#### [TASK PROMPT]
Every record that follows should be printed verbatim.

#### [SUPPLIED DATA]
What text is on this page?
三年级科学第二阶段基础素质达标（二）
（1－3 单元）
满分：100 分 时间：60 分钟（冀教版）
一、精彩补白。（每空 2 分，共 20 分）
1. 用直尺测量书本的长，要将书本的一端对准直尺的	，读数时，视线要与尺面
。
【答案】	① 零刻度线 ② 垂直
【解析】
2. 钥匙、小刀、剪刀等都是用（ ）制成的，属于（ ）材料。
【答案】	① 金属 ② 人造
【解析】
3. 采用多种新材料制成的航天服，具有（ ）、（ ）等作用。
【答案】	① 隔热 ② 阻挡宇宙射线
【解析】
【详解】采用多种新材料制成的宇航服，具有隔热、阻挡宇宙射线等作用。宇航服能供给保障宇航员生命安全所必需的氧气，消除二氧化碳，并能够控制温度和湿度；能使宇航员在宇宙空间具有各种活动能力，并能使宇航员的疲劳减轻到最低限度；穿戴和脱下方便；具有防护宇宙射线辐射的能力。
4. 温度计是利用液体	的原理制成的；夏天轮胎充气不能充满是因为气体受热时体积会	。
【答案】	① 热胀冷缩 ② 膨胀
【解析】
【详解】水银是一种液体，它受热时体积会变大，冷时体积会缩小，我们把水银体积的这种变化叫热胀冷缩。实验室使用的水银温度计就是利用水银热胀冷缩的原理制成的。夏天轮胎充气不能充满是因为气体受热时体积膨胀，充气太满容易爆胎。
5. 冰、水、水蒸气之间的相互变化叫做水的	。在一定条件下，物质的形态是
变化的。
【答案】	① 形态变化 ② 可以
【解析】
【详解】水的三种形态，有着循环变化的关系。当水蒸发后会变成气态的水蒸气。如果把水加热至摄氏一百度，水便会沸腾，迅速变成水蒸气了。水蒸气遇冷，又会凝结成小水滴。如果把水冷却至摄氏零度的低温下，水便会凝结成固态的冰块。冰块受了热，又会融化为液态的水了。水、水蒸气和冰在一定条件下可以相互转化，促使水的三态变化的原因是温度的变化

#### [FINAL RESULT]
What text is on this page?
三年级科学第二阶段基础素质达标（二）
（1－3 单元）
满分：100 分 时间：60 分钟（冀教版）
一、精彩补白。（每空 2 分，共 20 分）
1. 用直尺测量书本的长，要将书本的一端对准直尺的	，读数时，视线要与尺面
。
【答案】	① 零刻度线 ② 垂直
【解析】
2. 钥匙、小刀、剪刀等都是用（ ）制成的，属于（ ）材料。
【答案】	① 金属 ② 人造
【解析】
3. 采用多种新材料制成的航天服，具有（ ）、（ ）等作用。
【答案】	① 隔热 ② 阻挡宇宙射线
【解析】
【详解】采用多种新材料制成的宇航服，具有隔热、阻挡宇宙射线等作用。宇航服能供给保障宇航员生命安全所必需的氧气，消除二氧化碳，并能够控制温度和湿度；能使宇航员在宇宙空间具有各种活动能力，并能使宇航员的疲劳减轻到最低限度；穿戴和脱下方便；具有防护宇宙射线辐射的能力。
4. 温度计是利用液体	的原理制成的；夏天轮胎充气不能充满是因为气体受热时体积会	。
【答案】	① 热胀冷缩 ② 膨胀
【解析】
【详解】水银是一种液体，它受热时体积会变大，冷时体积会缩小，我们把水银体积的这种变化叫热胀冷缩。实验室使用的水银温度计就是利用水银热胀冷缩的原理制成的。夏天轮胎充气不能充满是因为气体受热时体积膨胀，充气太满容易爆胎。
5. 冰、水、水蒸气之间的相互变化叫做水的	。在一定条件下，物质的形态是
变化的。
【答案】	① 形态变化 ② 可以
【解析】
【详解】水的三种形态，有着循环变化的关系。当水蒸发后会变成气态的水蒸气。如果把水加热至摄氏一百度，水便会沸腾，迅速变成水蒸气了。水蒸气遇冷，又会凝结成小水滴。如果把水冷却至摄氏零度的低温下，水便会凝结成固态的冰块。冰块受了热，又会融化为液态的水了。水、水蒸气和冰在一定条件下可以相互转化，促使水的三态变化的原因是温度的变化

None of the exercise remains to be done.